_Instructions to follow_: Extract every line below that contains the word "JSON".

_Dataset content_:

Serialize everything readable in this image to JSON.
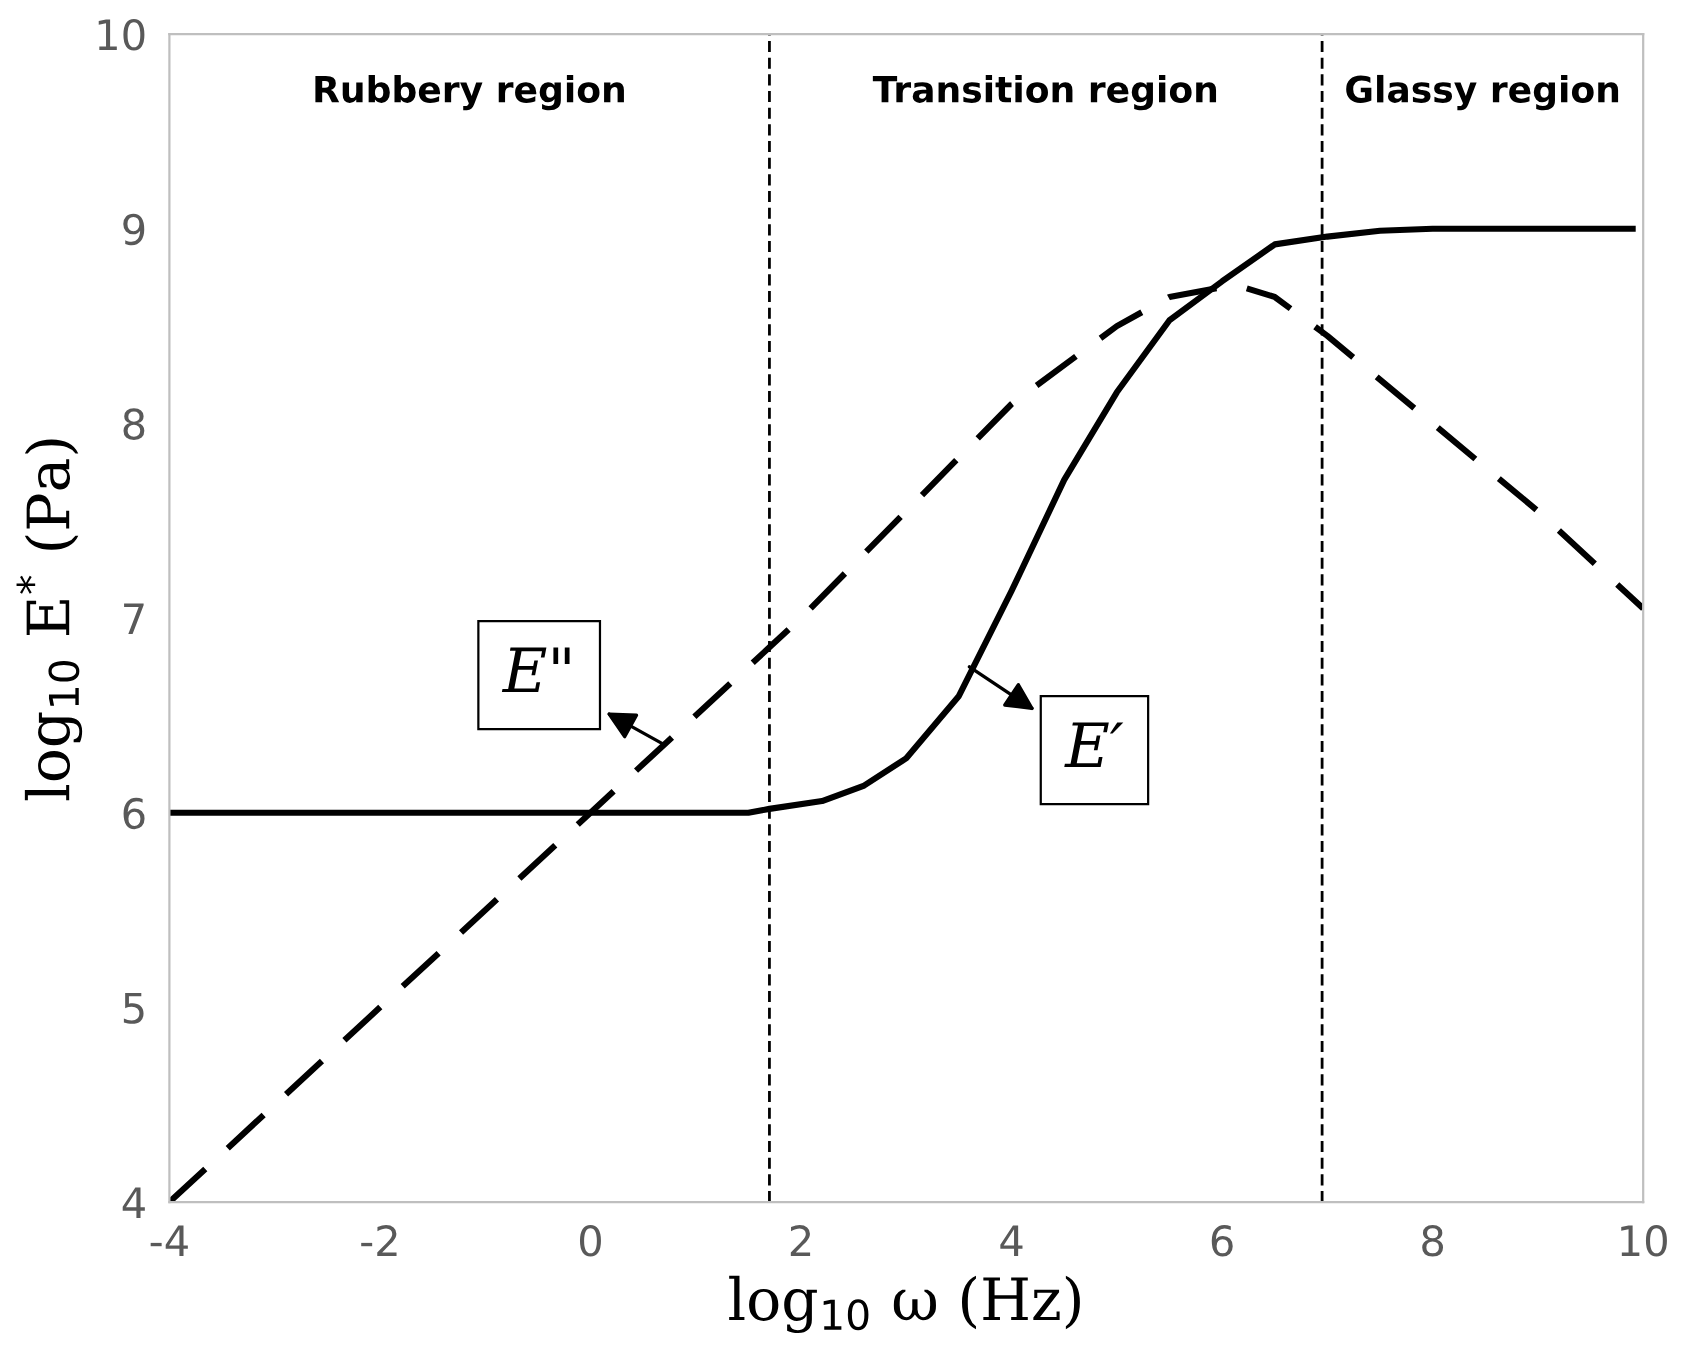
{
  "chart_data": {
    "type": "line",
    "xlabel": "log$_{10}$ ω (Hz)",
    "ylabel": "log$_{10}$ E$^{*}$ (Pa)",
    "xlim": [
      -4,
      10
    ],
    "xticks": [
      -4,
      -2,
      0,
      2,
      4,
      6,
      8,
      10
    ],
    "ylim": [
      4,
      10
    ],
    "yticks": [
      4,
      5,
      6,
      7,
      8,
      9,
      10
    ],
    "grid": false,
    "series": [
      {
        "color": "#000000",
        "line_style": "solid",
        "x": [
          -4,
          1.5,
          1.7,
          2.2,
          2.6,
          3,
          3.5,
          4,
          4.5,
          5,
          5.5,
          6,
          6.5,
          7,
          7.5,
          8,
          9,
          9.9
        ],
        "values": [
          6,
          6,
          6.02,
          6.06,
          6.14,
          6.28,
          6.6,
          7.14,
          7.71,
          8.16,
          8.53,
          8.73,
          8.92,
          8.96,
          8.99,
          9,
          9,
          9
        ]
      },
      {
        "color": "#000000",
        "line_style": "dashed",
        "x": [
          -4,
          0,
          1.7,
          2,
          3,
          4,
          5,
          5.5,
          6,
          6.2,
          6.5,
          7,
          8,
          9,
          10
        ],
        "values": [
          4,
          6,
          6.85,
          7,
          7.55,
          8.1,
          8.5,
          8.65,
          8.7,
          8.7,
          8.65,
          8.45,
          8,
          7.55,
          7.05
        ]
      }
    ],
    "ref_lines": [
      {
        "axis": "x",
        "value": 1.7,
        "color": "#000000",
        "line_style": "dashed"
      },
      {
        "axis": "x",
        "value": 6.95,
        "color": "#000000",
        "line_style": "dashed"
      }
    ],
    "annotations": [
      "Rubbery region",
      "Transition region",
      "Glassy region",
      {
        "text": "E\"",
        "x": 0.7,
        "y": 6.35
      },
      {
        "text": "E′",
        "x": 3.6,
        "y": 6.75
      }
    ]
  }
}
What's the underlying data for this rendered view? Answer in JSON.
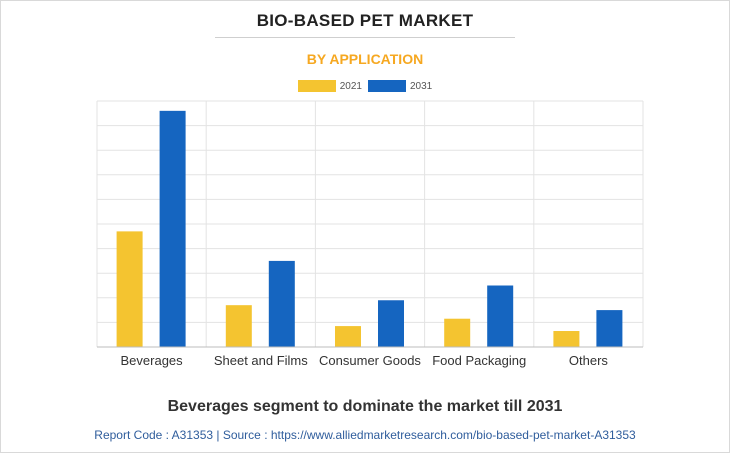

_Finished task_:
Serialize everything readable in this image to JSON.
What's the underlying data for this rendered view? Answer in JSON.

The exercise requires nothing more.